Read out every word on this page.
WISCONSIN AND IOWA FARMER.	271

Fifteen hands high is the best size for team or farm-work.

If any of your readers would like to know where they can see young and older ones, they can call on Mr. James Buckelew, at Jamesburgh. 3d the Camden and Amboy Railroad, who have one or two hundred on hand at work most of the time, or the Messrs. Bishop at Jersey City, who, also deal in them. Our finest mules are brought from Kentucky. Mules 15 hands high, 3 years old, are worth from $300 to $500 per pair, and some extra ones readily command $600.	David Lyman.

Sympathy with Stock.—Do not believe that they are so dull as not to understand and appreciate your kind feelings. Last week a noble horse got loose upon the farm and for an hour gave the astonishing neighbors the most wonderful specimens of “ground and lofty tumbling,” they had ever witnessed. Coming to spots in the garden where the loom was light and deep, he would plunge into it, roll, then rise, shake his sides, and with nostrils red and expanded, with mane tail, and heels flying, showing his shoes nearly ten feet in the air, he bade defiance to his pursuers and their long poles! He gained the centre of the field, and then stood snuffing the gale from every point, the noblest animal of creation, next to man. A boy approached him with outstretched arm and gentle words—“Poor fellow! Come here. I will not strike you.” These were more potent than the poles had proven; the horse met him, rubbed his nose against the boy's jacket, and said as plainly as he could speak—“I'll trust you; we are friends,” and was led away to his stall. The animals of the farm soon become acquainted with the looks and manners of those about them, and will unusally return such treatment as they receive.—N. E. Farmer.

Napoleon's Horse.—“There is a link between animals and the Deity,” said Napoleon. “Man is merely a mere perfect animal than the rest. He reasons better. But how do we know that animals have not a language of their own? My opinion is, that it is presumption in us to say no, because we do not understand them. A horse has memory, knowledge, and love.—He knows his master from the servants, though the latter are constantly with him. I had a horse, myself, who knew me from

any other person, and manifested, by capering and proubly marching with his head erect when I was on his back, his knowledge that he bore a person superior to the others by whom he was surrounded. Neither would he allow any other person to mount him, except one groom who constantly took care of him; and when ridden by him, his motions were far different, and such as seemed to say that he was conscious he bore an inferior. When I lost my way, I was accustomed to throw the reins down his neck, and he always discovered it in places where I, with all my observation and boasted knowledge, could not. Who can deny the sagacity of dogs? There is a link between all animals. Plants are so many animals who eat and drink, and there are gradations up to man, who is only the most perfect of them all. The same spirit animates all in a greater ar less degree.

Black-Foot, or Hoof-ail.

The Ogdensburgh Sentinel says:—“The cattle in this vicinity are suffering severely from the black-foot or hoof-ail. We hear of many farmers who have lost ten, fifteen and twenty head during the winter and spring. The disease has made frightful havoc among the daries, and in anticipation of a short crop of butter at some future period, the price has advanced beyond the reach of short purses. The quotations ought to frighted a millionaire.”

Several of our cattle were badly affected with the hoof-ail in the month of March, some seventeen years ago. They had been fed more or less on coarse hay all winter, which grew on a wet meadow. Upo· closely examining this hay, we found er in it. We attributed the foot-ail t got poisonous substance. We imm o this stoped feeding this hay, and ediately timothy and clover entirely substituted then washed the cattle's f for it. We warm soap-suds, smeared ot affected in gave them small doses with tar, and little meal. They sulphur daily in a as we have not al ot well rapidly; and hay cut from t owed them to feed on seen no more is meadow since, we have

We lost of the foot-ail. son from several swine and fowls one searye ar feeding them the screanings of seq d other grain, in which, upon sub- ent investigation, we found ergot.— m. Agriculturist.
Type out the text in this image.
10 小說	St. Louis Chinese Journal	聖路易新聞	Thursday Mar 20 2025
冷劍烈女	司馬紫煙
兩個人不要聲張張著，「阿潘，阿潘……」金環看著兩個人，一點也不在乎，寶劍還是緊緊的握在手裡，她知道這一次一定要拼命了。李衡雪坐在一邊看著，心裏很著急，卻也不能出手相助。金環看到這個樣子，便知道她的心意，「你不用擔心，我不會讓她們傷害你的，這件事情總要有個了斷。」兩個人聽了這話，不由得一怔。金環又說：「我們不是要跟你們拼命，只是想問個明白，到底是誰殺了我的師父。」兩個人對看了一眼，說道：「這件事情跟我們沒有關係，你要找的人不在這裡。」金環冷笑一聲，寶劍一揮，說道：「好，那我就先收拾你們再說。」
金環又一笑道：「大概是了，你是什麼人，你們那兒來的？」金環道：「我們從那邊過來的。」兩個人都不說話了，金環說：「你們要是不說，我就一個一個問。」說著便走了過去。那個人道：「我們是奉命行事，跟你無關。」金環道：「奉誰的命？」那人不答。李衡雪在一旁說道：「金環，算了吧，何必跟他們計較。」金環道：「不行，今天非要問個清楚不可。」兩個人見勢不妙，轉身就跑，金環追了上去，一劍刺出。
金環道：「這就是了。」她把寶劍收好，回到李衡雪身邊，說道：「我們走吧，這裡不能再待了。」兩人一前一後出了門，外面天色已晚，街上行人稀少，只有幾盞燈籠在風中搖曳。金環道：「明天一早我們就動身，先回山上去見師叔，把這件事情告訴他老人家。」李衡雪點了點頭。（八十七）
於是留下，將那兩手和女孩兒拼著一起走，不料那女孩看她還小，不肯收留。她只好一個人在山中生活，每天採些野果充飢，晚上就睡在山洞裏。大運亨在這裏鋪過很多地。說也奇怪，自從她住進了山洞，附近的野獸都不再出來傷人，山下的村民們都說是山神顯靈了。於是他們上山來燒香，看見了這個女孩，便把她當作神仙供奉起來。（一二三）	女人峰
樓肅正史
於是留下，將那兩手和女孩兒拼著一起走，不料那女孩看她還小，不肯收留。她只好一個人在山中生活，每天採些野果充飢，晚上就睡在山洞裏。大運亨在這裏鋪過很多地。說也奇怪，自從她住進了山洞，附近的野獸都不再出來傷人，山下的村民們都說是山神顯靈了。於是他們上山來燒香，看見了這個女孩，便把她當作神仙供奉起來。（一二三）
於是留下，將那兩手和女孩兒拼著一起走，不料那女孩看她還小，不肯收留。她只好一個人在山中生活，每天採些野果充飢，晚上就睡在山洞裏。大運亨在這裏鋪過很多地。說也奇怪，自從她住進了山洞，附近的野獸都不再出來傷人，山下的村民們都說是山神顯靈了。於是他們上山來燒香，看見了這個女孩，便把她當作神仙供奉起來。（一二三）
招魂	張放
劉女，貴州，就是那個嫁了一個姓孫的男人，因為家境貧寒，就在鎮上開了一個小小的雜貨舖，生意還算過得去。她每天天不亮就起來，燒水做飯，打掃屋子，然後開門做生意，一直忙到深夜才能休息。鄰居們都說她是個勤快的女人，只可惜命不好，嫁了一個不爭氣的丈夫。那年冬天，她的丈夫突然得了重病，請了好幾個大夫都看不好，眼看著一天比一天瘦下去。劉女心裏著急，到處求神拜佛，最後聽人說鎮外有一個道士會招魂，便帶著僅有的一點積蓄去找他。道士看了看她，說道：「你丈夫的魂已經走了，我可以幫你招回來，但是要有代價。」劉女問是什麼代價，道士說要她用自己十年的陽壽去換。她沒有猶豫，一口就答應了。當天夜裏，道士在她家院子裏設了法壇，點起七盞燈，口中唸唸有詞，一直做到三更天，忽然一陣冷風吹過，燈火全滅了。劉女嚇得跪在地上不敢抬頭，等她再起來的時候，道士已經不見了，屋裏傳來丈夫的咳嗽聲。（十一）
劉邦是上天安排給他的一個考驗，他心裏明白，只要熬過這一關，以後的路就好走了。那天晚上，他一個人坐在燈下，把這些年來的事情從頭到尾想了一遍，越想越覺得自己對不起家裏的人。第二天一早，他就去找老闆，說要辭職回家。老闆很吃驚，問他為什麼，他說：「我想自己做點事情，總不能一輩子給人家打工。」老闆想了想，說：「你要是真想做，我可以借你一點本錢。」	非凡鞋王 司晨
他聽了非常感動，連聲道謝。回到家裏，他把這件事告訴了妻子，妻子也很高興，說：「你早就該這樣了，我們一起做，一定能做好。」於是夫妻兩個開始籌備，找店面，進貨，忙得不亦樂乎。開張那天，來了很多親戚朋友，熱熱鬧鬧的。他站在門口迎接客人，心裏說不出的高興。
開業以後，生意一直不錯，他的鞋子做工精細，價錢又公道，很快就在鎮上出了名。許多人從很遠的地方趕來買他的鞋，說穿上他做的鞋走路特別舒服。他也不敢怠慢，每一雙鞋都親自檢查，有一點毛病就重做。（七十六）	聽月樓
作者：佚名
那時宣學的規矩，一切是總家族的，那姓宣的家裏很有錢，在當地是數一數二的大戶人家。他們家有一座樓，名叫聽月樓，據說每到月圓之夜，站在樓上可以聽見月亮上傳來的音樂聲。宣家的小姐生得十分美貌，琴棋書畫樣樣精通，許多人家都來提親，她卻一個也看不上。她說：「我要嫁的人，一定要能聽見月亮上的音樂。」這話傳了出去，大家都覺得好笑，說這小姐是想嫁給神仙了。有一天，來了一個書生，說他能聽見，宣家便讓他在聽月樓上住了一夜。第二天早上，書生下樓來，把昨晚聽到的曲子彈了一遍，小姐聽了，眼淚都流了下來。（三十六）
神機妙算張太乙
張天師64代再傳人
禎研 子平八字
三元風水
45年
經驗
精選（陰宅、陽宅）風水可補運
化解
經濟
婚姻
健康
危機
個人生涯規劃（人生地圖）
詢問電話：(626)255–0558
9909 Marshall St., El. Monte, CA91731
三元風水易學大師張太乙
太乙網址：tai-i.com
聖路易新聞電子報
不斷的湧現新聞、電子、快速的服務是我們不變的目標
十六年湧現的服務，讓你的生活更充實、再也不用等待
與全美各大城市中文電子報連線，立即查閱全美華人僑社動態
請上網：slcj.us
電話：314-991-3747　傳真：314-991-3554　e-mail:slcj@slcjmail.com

※

In the lines above, find each one with "hands" and list it.

Fifteen hands high is the best size for team or farm-work.
If any of your readers would like to know where they can see young and older ones, they can call on Mr. James Buckelew, at Jamesburgh. 3d the Camden and Amboy Railroad, who have one or two hundred on hand at work most of the time, or the Messrs. Bishop at Jersey City, who, also deal in them. Our finest mules are brought from Kentucky. Mules 15 hands high, 3 years old, are worth from $300 to $500 per pair, and some extra ones readily command $600.	David Lyman.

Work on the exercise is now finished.